Text shown:
========

Complementary DNA (cDNA) from belinostat-resistant and parental Karpas-299 and HuT-78 cells was used for relative quantification by real-time polymerase chain reaction (PCR) analyses. First-strand cDNA synthesis was performed with 1 μg RNA in a 20-μL reaction mixture using the high-capacity cDNA Reverse Transcription Kit (Applied Biosystems). STAT1 and IRF1 transcripts were amplified using commercially available TaqMan gene expression assays (Applied Biosystems). Relative gene expression was calculated with the 2^ΔΔCt method.³⁰ β-Actin was used as a housekeeping gene.

Lentiviral shRNA gene silencing

Karpas-299 and HuT-78 cells were infected with lentivirus encoding a short hairpin RNA (shRNA) sequence specific for STAT1 or a nontargeted control (Origene, Rockville, MD) according to the manufacturer’s instructions. We tested 3 different STAT1 constructs, all of which displayed similar levels of silencing. Thus, STAT1 shRNA #1 (Origene) was used for all experiments. Infected cells were selected with green fluorescent protein expression using flow cytometry. STAT1 knockdown was confirmed by immunoblotting. An shRNA pool (Santa Cruz Biotech, Santa Cruz, CA) was used to silence HDAC3 in the HuT-78R and Karpas-299R cells. The knockdown efficiency in HDAC3 levels was determined by immunoblotting.

Transmission electron microscopy

Karpas-299 and HuT-78 cells were treated with 45 plaque-forming units (PFUs) of Reolysin per cell and 90 PFUs of Reolysin per cell, respectively, for 48 hours and were processed for electron microscopy as previously described.³¹ Xenograft tumor samples were collected at the end of the animal study and processed as previously described.³¹ The number of viral particles per cell was quantified by using ImageJ software (National Institutes of Health, Bethesda, MD).

ChIP assay

The ab-500 chromatin immunoprecipitation (ChIP) Kit (Abcam) was used according to the manufacturer’s instructions. Briefly, chromatin from 1 × 10⁶ HuT-78 and Karpas-299 parental and belinostat-resistant cells was used for each immunoprecipitation. To shear DNA fragments ranging from 200 to 500 bp, we used the Diagenode SA Picoruptor (Denville, NJ) for 13 cycles with 30 seconds on and 60 seconds off. After sonication, sheared chromatin was diluted as per protocol and subjected to immunoprecipitation with antibodies against IRF1, STAT1, and normal rabbit IgG from Cell Signaling. Histone H3 was used as a positive control (Abcam). After immunoprecipitation, DNA was extracted and purified. The chromatin immunoprecipitates for the indicated antibodies were analyzed by using PCR with the following primers: IRF1 promoter³²; forward: 5-CTTCGCCGCTAGCTCTACAACAG-3; reverse: 5-GCTCCGGGTGGCCTCGGTTCG-3; STAT1 promoter; SIB_forward: 5-CACCTAACGTGCTGTGCGTAG-3; SIB_reverse: 5-TAAGCCCTTCCATCTTTGAACATAGAAACA-3.

========

[Bounding box prediction data]
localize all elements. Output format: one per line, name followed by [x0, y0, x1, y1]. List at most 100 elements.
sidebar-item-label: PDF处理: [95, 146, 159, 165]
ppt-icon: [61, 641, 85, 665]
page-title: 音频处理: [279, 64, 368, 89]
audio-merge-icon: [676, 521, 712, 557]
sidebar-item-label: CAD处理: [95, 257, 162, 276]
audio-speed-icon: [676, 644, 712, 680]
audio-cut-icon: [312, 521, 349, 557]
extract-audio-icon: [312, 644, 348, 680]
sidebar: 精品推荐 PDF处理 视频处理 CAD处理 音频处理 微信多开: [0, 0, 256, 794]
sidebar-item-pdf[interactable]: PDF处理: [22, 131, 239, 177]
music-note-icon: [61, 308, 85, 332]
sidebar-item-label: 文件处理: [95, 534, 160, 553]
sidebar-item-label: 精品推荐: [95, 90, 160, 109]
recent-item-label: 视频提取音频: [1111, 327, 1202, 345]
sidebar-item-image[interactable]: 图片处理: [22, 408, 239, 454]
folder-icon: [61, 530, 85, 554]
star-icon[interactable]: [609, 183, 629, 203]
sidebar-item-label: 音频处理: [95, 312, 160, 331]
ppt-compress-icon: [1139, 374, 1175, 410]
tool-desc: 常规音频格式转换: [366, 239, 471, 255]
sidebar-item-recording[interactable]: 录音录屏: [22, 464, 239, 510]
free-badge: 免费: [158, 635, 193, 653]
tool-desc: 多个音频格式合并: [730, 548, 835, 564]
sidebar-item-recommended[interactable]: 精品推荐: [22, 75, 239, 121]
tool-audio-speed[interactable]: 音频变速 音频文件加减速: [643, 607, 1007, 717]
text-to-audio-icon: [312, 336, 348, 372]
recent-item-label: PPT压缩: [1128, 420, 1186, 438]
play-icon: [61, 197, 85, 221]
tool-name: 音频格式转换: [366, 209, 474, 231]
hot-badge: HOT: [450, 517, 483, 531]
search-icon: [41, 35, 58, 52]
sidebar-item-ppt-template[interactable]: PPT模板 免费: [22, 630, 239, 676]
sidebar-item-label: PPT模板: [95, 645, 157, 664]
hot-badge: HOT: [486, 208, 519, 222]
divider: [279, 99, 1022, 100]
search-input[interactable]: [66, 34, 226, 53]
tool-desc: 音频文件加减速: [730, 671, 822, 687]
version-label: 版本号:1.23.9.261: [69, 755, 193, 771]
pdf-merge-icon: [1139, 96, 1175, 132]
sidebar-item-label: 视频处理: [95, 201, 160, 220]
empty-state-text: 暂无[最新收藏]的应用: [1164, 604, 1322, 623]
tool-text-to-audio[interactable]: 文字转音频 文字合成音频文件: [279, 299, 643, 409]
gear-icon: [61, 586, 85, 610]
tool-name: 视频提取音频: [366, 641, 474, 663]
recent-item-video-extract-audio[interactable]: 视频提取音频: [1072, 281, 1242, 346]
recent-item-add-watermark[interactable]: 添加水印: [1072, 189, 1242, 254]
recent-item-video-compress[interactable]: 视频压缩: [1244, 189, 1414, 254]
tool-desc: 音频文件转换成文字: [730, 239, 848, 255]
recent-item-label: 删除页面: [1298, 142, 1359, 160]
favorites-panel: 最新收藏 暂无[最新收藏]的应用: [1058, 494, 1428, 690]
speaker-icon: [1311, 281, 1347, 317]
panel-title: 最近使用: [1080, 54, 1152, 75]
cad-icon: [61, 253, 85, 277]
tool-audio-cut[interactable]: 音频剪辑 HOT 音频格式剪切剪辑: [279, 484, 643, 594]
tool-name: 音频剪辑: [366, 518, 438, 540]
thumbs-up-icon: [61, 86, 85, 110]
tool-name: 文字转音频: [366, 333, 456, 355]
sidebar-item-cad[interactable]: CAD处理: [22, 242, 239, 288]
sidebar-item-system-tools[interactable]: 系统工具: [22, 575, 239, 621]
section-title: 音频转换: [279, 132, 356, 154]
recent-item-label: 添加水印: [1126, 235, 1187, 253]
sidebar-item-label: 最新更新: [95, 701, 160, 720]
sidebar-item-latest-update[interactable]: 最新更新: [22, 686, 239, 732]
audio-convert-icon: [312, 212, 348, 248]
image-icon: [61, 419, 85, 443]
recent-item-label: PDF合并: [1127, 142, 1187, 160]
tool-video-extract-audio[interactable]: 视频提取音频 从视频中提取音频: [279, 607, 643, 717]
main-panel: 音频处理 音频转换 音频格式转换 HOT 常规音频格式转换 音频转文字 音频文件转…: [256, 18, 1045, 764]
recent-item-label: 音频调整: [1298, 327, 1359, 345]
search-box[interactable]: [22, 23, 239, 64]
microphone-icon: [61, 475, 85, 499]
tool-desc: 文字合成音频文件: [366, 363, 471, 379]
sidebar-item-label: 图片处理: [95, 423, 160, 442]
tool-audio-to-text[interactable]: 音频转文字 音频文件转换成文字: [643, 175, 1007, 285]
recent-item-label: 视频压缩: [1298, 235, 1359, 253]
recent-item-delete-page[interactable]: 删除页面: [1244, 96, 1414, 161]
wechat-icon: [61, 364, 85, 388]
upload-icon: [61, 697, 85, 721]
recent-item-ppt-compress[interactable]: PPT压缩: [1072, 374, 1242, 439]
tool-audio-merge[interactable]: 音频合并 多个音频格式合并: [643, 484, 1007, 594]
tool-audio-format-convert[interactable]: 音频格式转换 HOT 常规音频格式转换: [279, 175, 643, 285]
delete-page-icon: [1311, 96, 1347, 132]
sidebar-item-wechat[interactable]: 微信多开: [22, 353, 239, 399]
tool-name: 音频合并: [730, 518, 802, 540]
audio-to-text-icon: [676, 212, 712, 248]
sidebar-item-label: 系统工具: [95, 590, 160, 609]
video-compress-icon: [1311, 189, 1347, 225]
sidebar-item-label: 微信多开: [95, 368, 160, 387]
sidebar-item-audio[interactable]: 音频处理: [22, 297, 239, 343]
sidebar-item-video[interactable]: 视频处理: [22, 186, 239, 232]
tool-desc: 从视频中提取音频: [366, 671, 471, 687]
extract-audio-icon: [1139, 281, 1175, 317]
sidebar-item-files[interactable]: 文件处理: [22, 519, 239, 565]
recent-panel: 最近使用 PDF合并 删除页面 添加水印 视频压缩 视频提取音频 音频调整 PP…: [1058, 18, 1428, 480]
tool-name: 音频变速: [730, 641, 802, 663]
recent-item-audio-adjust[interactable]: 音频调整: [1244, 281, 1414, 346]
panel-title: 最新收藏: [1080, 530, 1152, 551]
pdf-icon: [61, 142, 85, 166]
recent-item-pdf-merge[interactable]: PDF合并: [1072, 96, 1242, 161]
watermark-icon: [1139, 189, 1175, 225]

========

Required work:
A: Answer these questions from the methods text:
(i) What method was used to calculate relative gene expression?
(ii) How many different STAT1 constructs were tested?
(iii) For how many cycles was the Diagenode SA Picoruptor run to shear DNA?
B: Quote the methods text from "Karpas-299 and HuT-78 cells were infected" up to and including "determined by immunoblotting.".

Per-task outputs:
A:
(i) The 2^ΔΔCt method.
(ii) Three.
(iii) 13 cycles.

B:
Karpas-299 and HuT-78 cells were infected with lentivirus encoding a short hairpin RNA (shRNA) sequence specific for STAT1 or a nontargeted control (Origene, Rockville, MD) according to the manufacturer’s instructions. We tested 3 different STAT1 constructs, all of which displayed similar levels of silencing. Thus, STAT1 shRNA #1 (Origene) was used for all experiments. Infected cells were selected with green fluorescent protein expression using flow cytometry. STAT1 knockdown was confirmed by immunoblotting. An shRNA pool (Santa Cruz Biotech, Santa Cruz, CA) was used to silence HDAC3 in the HuT-78R and Karpas-299R cells. The knockdown efficiency in HDAC3 levels was determined by immunoblotting.